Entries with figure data

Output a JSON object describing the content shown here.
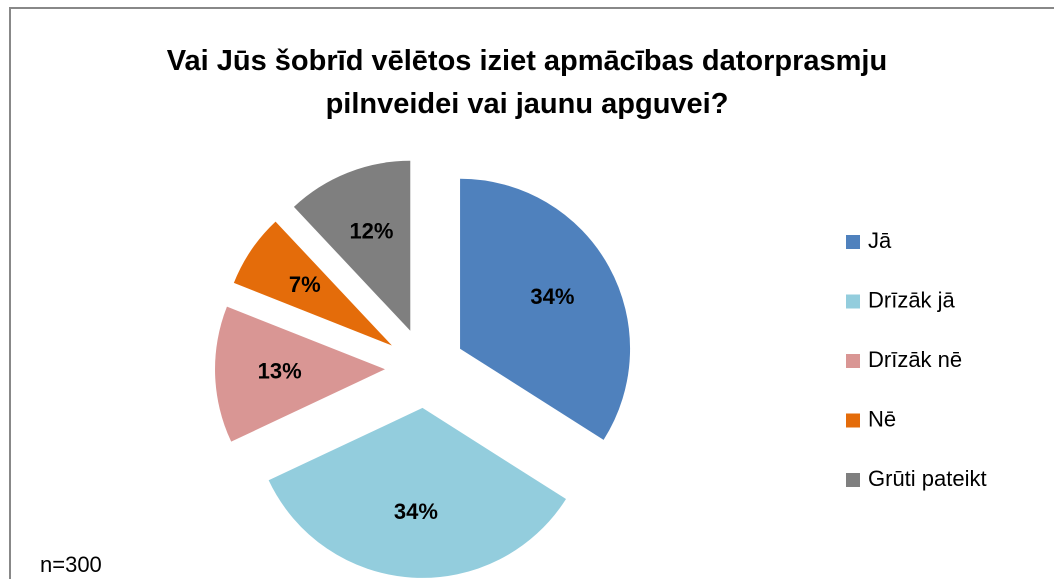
{
  "chart_data": {
    "type": "pie",
    "title": "Vai Jūs šobrīd vēlētos iziet apmācības datorprasmju pilnveidei vai jaunu apguvei?",
    "categories": [
      "Jā",
      "Drīzāk jā",
      "Drīzāk nē",
      "Nē",
      "Grūti pateikt"
    ],
    "values": [
      34,
      34,
      13,
      7,
      12
    ],
    "value_labels": [
      "34%",
      "34%",
      "13%",
      "7%",
      "12%"
    ],
    "colors": [
      "#4f81bd",
      "#93cddd",
      "#d99694",
      "#e46c0a",
      "#7f7f7f"
    ],
    "annotation": "n=300",
    "legend": "right"
  }
}
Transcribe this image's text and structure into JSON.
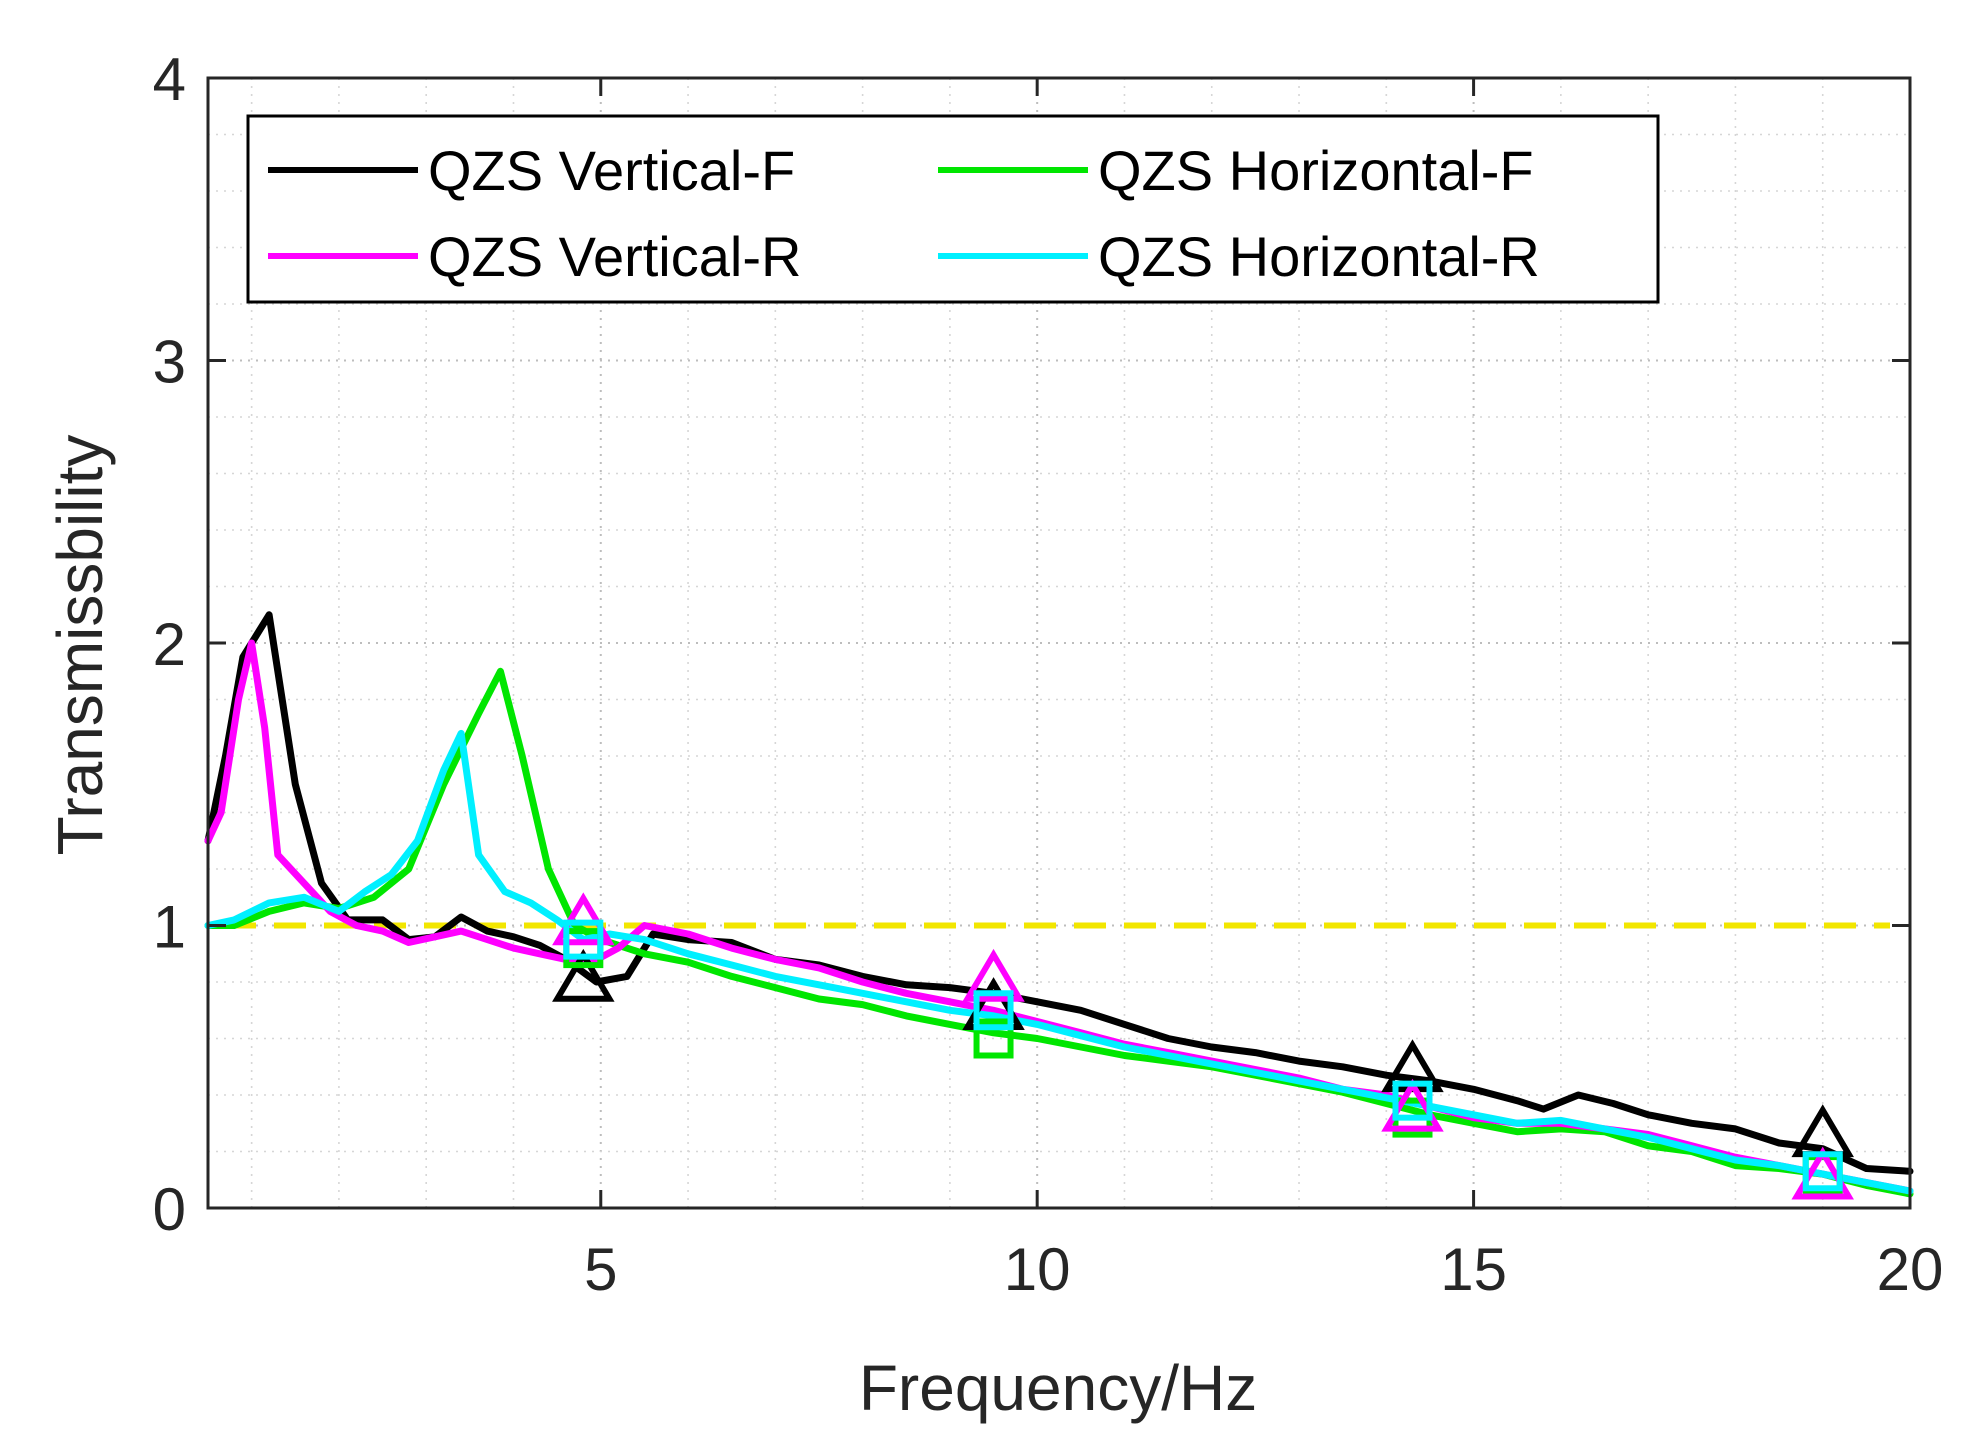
{
  "chart_data": {
    "type": "line",
    "title": "",
    "xlabel": "Frequency/Hz",
    "ylabel": "Transmissbility",
    "xlim": [
      0.5,
      20
    ],
    "ylim": [
      0,
      4
    ],
    "xticks": [
      5,
      10,
      15,
      20
    ],
    "yticks": [
      0,
      1,
      2,
      3,
      4
    ],
    "grid": "dotted, major and minor",
    "legend_position": "top-left, two columns",
    "reference_line": {
      "y": 1,
      "color": "#f2e600",
      "style": "dashed"
    },
    "series": [
      {
        "name": "QZS Vertical-F",
        "color": "#000000",
        "marker": "triangle",
        "x": [
          0.5,
          0.7,
          0.9,
          1.2,
          1.5,
          1.8,
          2.1,
          2.5,
          2.8,
          3.1,
          3.4,
          3.7,
          4.0,
          4.3,
          4.6,
          4.95,
          5.3,
          5.6,
          6.0,
          6.5,
          7.0,
          7.5,
          8.0,
          8.5,
          9.0,
          9.5,
          10.0,
          10.5,
          11.0,
          11.5,
          12.0,
          12.5,
          13.0,
          13.5,
          14.0,
          14.5,
          15.0,
          15.5,
          15.8,
          16.2,
          16.6,
          17.0,
          17.5,
          18.0,
          18.5,
          19.0,
          19.5,
          20.0
        ],
        "y": [
          1.3,
          1.6,
          1.95,
          2.1,
          1.5,
          1.15,
          1.02,
          1.02,
          0.95,
          0.96,
          1.03,
          0.98,
          0.96,
          0.93,
          0.88,
          0.8,
          0.82,
          0.97,
          0.95,
          0.94,
          0.88,
          0.86,
          0.82,
          0.79,
          0.78,
          0.76,
          0.73,
          0.7,
          0.65,
          0.6,
          0.57,
          0.55,
          0.52,
          0.5,
          0.47,
          0.45,
          0.42,
          0.38,
          0.35,
          0.4,
          0.37,
          0.33,
          0.3,
          0.28,
          0.23,
          0.21,
          0.14,
          0.13
        ],
        "marker_x": [
          4.8,
          9.5,
          14.3,
          19.0
        ],
        "marker_y": [
          0.8,
          0.7,
          0.48,
          0.25
        ]
      },
      {
        "name": "QZS Horizontal-F",
        "color": "#00e600",
        "marker": "square",
        "x": [
          0.5,
          0.8,
          1.2,
          1.6,
          2.0,
          2.4,
          2.8,
          3.2,
          3.6,
          3.85,
          4.1,
          4.4,
          4.7,
          5.0,
          5.5,
          6.0,
          6.5,
          7.0,
          7.5,
          8.0,
          8.5,
          9.0,
          9.5,
          10.0,
          10.5,
          11.0,
          11.5,
          12.0,
          12.5,
          13.0,
          13.5,
          14.0,
          14.5,
          15.0,
          15.5,
          16.0,
          16.5,
          17.0,
          17.5,
          18.0,
          18.5,
          19.0,
          19.5,
          20.0
        ],
        "y": [
          1.0,
          1.0,
          1.05,
          1.08,
          1.06,
          1.1,
          1.2,
          1.5,
          1.75,
          1.9,
          1.6,
          1.2,
          1.0,
          0.95,
          0.9,
          0.87,
          0.82,
          0.78,
          0.74,
          0.72,
          0.68,
          0.65,
          0.62,
          0.6,
          0.57,
          0.54,
          0.52,
          0.5,
          0.47,
          0.44,
          0.41,
          0.37,
          0.33,
          0.3,
          0.27,
          0.28,
          0.27,
          0.22,
          0.2,
          0.15,
          0.14,
          0.12,
          0.08,
          0.05
        ],
        "marker_x": [
          4.8,
          9.5,
          14.3,
          19.0
        ],
        "marker_y": [
          0.92,
          0.6,
          0.32,
          0.12
        ]
      },
      {
        "name": "QZS Vertical-R",
        "color": "#ff00ff",
        "marker": "triangle",
        "x": [
          0.5,
          0.65,
          0.85,
          1.0,
          1.15,
          1.3,
          1.6,
          1.9,
          2.2,
          2.5,
          2.8,
          3.1,
          3.4,
          3.7,
          4.0,
          4.3,
          4.6,
          4.9,
          5.2,
          5.5,
          6.0,
          6.5,
          7.0,
          7.5,
          8.0,
          8.5,
          9.0,
          9.5,
          10.0,
          10.5,
          11.0,
          11.5,
          12.0,
          12.5,
          13.0,
          13.5,
          14.0,
          14.5,
          15.0,
          15.5,
          16.0,
          16.5,
          17.0,
          17.5,
          18.0,
          18.5,
          19.0,
          19.5,
          20.0
        ],
        "y": [
          1.3,
          1.4,
          1.8,
          2.0,
          1.7,
          1.25,
          1.15,
          1.05,
          1.0,
          0.98,
          0.94,
          0.96,
          0.98,
          0.95,
          0.92,
          0.9,
          0.88,
          0.87,
          0.92,
          1.0,
          0.97,
          0.92,
          0.88,
          0.85,
          0.8,
          0.76,
          0.73,
          0.7,
          0.66,
          0.62,
          0.58,
          0.55,
          0.52,
          0.49,
          0.46,
          0.42,
          0.4,
          0.36,
          0.32,
          0.3,
          0.3,
          0.28,
          0.26,
          0.22,
          0.18,
          0.15,
          0.12,
          0.09,
          0.06
        ],
        "marker_x": [
          4.8,
          9.5,
          14.3,
          19.0
        ],
        "marker_y": [
          1.0,
          0.8,
          0.34,
          0.1
        ]
      },
      {
        "name": "QZS Horizontal-R",
        "color": "#00f0ff",
        "marker": "square",
        "x": [
          0.5,
          0.8,
          1.2,
          1.6,
          2.0,
          2.3,
          2.6,
          2.9,
          3.2,
          3.4,
          3.6,
          3.9,
          4.2,
          4.5,
          4.8,
          5.1,
          5.5,
          6.0,
          6.5,
          7.0,
          7.5,
          8.0,
          8.5,
          9.0,
          9.5,
          10.0,
          10.5,
          11.0,
          11.5,
          12.0,
          12.5,
          13.0,
          13.5,
          14.0,
          14.5,
          15.0,
          15.5,
          16.0,
          16.5,
          17.0,
          17.5,
          18.0,
          18.5,
          19.0,
          19.5,
          20.0
        ],
        "y": [
          1.0,
          1.02,
          1.08,
          1.1,
          1.05,
          1.12,
          1.18,
          1.3,
          1.55,
          1.68,
          1.25,
          1.12,
          1.08,
          1.02,
          0.95,
          0.97,
          0.95,
          0.9,
          0.86,
          0.82,
          0.79,
          0.76,
          0.73,
          0.7,
          0.68,
          0.65,
          0.61,
          0.57,
          0.54,
          0.51,
          0.48,
          0.45,
          0.42,
          0.39,
          0.36,
          0.33,
          0.3,
          0.31,
          0.28,
          0.25,
          0.21,
          0.17,
          0.15,
          0.12,
          0.09,
          0.06
        ],
        "marker_x": [
          4.8,
          9.5,
          14.3,
          19.0
        ],
        "marker_y": [
          0.95,
          0.7,
          0.38,
          0.13
        ]
      }
    ]
  }
}
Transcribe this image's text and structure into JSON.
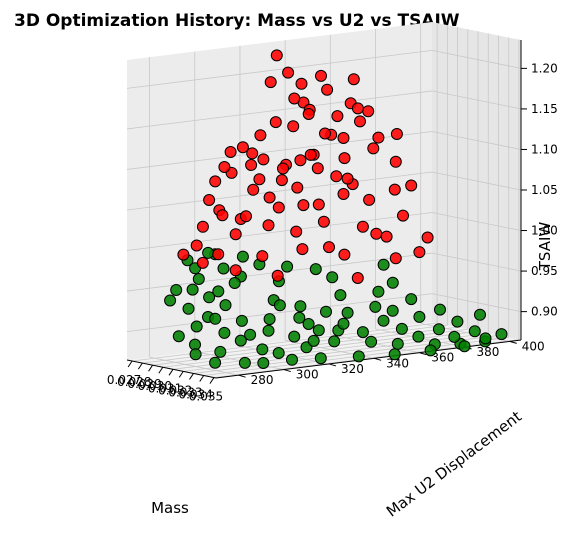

§ **To be done**: Search the records for the word "title". Copy every line that has it.

§ **Answer**:
    "title": "Vai Jūs šobrīd vēlētos iziet apmācības datorprasmju pilnveidei vai jaunu apguvei?",
    "title": "",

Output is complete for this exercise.